* _Problem to solve_
In full and without alteration, give the listing again.

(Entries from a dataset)
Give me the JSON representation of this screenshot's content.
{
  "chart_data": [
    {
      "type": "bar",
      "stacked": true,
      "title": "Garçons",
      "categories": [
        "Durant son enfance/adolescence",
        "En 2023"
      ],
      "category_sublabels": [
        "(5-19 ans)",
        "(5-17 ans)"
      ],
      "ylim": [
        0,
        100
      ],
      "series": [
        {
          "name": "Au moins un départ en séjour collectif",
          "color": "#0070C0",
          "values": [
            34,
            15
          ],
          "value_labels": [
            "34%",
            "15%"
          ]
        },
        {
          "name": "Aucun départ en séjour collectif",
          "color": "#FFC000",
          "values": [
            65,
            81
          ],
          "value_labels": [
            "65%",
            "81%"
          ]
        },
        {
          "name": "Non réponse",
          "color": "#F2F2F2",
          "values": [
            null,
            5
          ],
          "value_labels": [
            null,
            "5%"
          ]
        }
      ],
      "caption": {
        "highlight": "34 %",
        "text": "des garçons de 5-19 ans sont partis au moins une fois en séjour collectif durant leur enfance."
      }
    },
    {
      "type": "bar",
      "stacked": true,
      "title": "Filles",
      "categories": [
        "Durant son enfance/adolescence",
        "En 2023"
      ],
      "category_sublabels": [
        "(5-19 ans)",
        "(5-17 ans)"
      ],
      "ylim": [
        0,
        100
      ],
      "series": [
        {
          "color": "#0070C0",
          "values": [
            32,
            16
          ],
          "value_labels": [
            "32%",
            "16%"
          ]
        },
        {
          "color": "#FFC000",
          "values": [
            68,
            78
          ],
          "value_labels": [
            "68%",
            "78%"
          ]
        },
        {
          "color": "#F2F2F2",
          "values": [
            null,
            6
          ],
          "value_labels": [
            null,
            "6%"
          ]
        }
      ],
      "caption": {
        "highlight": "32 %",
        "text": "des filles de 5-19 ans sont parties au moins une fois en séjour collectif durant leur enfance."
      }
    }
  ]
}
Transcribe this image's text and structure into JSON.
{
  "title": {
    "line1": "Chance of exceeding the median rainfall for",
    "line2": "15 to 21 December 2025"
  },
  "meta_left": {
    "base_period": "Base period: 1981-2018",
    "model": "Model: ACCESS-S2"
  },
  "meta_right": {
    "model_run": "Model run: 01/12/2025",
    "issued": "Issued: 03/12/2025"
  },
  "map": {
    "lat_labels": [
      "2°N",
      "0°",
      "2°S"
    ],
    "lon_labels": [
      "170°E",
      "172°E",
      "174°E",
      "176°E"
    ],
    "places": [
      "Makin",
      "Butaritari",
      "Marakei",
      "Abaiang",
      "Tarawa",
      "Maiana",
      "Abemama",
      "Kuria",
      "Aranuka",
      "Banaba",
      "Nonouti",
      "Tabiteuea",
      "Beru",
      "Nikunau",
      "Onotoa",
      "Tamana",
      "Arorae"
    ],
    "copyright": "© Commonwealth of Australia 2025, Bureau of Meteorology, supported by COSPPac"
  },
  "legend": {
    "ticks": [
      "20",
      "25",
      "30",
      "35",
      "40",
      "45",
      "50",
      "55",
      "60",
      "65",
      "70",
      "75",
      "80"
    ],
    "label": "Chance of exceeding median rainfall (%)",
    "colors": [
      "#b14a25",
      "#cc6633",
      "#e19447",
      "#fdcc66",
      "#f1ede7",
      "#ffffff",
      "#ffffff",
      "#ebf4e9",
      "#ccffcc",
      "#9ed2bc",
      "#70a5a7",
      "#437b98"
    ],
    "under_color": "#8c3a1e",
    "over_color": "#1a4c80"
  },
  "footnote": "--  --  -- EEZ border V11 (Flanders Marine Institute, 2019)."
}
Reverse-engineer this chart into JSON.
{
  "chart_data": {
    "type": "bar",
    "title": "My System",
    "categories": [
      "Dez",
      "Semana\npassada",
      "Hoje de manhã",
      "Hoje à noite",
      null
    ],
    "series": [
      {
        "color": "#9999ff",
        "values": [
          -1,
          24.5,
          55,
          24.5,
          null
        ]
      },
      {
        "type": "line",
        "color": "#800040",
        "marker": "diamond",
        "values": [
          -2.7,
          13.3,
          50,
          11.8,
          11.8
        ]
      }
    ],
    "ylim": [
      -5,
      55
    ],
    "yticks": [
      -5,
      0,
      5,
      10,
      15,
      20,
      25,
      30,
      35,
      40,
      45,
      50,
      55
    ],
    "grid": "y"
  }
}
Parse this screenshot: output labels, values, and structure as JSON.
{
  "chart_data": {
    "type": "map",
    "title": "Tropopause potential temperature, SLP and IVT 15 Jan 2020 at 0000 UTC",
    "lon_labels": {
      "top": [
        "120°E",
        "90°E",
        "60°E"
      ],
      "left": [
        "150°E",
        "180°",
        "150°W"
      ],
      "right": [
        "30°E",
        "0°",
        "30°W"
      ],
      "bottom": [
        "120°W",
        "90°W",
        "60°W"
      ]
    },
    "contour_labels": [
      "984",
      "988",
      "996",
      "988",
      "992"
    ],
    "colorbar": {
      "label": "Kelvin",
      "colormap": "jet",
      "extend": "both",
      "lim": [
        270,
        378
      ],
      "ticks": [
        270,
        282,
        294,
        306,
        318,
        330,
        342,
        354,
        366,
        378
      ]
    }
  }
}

* _Output for this exercise_
Give me the JSON representation of this screenshot's content.
{
  "chart_data": [
    {
      "type": "bar",
      "stacked": true,
      "title": "Garçons",
      "categories": [
        "Durant son enfance/adolescence",
        "En 2023"
      ],
      "category_sublabels": [
        "(5-19 ans)",
        "(5-17 ans)"
      ],
      "ylim": [
        0,
        100
      ],
      "series": [
        {
          "name": "Au moins un départ en séjour collectif",
          "color": "#0070C0",
          "values": [
            34,
            15
          ],
          "value_labels": [
            "34%",
            "15%"
          ]
        },
        {
          "name": "Aucun départ en séjour collectif",
          "color": "#FFC000",
          "values": [
            65,
            81
          ],
          "value_labels": [
            "65%",
            "81%"
          ]
        },
        {
          "name": "Non réponse",
          "color": "#F2F2F2",
          "values": [
            null,
            5
          ],
          "value_labels": [
            null,
            "5%"
          ]
        }
      ],
      "caption": {
        "highlight": "34 %",
        "text": "des garçons de 5-19 ans sont partis au moins une fois en séjour collectif durant leur enfance."
      }
    },
    {
      "type": "bar",
      "stacked": true,
      "title": "Filles",
      "categories": [
        "Durant son enfance/adolescence",
        "En 2023"
      ],
      "category_sublabels": [
        "(5-19 ans)",
        "(5-17 ans)"
      ],
      "ylim": [
        0,
        100
      ],
      "series": [
        {
          "color": "#0070C0",
          "values": [
            32,
            16
          ],
          "value_labels": [
            "32%",
            "16%"
          ]
        },
        {
          "color": "#FFC000",
          "values": [
            68,
            78
          ],
          "value_labels": [
            "68%",
            "78%"
          ]
        },
        {
          "color": "#F2F2F2",
          "values": [
            null,
            6
          ],
          "value_labels": [
            null,
            "6%"
          ]
        }
      ],
      "caption": {
        "highlight": "32 %",
        "text": "des filles de 5-19 ans sont parties au moins une fois en séjour collectif durant leur enfance."
      }
    }
  ]
}
Transcribe this image's text and structure into JSON.
{
  "title": {
    "line1": "Chance of exceeding the median rainfall for",
    "line2": "15 to 21 December 2025"
  },
  "meta_left": {
    "base_period": "Base period: 1981-2018",
    "model": "Model: ACCESS-S2"
  },
  "meta_right": {
    "model_run": "Model run: 01/12/2025",
    "issued": "Issued: 03/12/2025"
  },
  "map": {
    "lat_labels": [
      "2°N",
      "0°",
      "2°S"
    ],
    "lon_labels": [
      "170°E",
      "172°E",
      "174°E",
      "176°E"
    ],
    "places": [
      "Makin",
      "Butaritari",
      "Marakei",
      "Abaiang",
      "Tarawa",
      "Maiana",
      "Abemama",
      "Kuria",
      "Aranuka",
      "Banaba",
      "Nonouti",
      "Tabiteuea",
      "Beru",
      "Nikunau",
      "Onotoa",
      "Tamana",
      "Arorae"
    ],
    "copyright": "© Commonwealth of Australia 2025, Bureau of Meteorology, supported by COSPPac"
  },
  "legend": {
    "ticks": [
      "20",
      "25",
      "30",
      "35",
      "40",
      "45",
      "50",
      "55",
      "60",
      "65",
      "70",
      "75",
      "80"
    ],
    "label": "Chance of exceeding median rainfall (%)",
    "colors": [
      "#b14a25",
      "#cc6633",
      "#e19447",
      "#fdcc66",
      "#f1ede7",
      "#ffffff",
      "#ffffff",
      "#ebf4e9",
      "#ccffcc",
      "#9ed2bc",
      "#70a5a7",
      "#437b98"
    ],
    "under_color": "#8c3a1e",
    "over_color": "#1a4c80"
  },
  "footnote": "--  --  -- EEZ border V11 (Flanders Marine Institute, 2019)."
}
Reverse-engineer this chart into JSON.
{
  "chart_data": {
    "type": "bar",
    "title": "My System",
    "categories": [
      "Dez",
      "Semana\npassada",
      "Hoje de manhã",
      "Hoje à noite",
      null
    ],
    "series": [
      {
        "color": "#9999ff",
        "values": [
          -1,
          24.5,
          55,
          24.5,
          null
        ]
      },
      {
        "type": "line",
        "color": "#800040",
        "marker": "diamond",
        "values": [
          -2.7,
          13.3,
          50,
          11.8,
          11.8
        ]
      }
    ],
    "ylim": [
      -5,
      55
    ],
    "yticks": [
      -5,
      0,
      5,
      10,
      15,
      20,
      25,
      30,
      35,
      40,
      45,
      50,
      55
    ],
    "grid": "y"
  }
}
Parse this screenshot: output labels, values, and structure as JSON.
{
  "chart_data": {
    "type": "map",
    "title": "Tropopause potential temperature, SLP and IVT 15 Jan 2020 at 0000 UTC",
    "lon_labels": {
      "top": [
        "120°E",
        "90°E",
        "60°E"
      ],
      "left": [
        "150°E",
        "180°",
        "150°W"
      ],
      "right": [
        "30°E",
        "0°",
        "30°W"
      ],
      "bottom": [
        "120°W",
        "90°W",
        "60°W"
      ]
    },
    "contour_labels": [
      "984",
      "988",
      "996",
      "988",
      "992"
    ],
    "colorbar": {
      "label": "Kelvin",
      "colormap": "jet",
      "extend": "both",
      "lim": [
        270,
        378
      ],
      "ticks": [
        270,
        282,
        294,
        306,
        318,
        330,
        342,
        354,
        366,
        378
      ]
    }
  }
}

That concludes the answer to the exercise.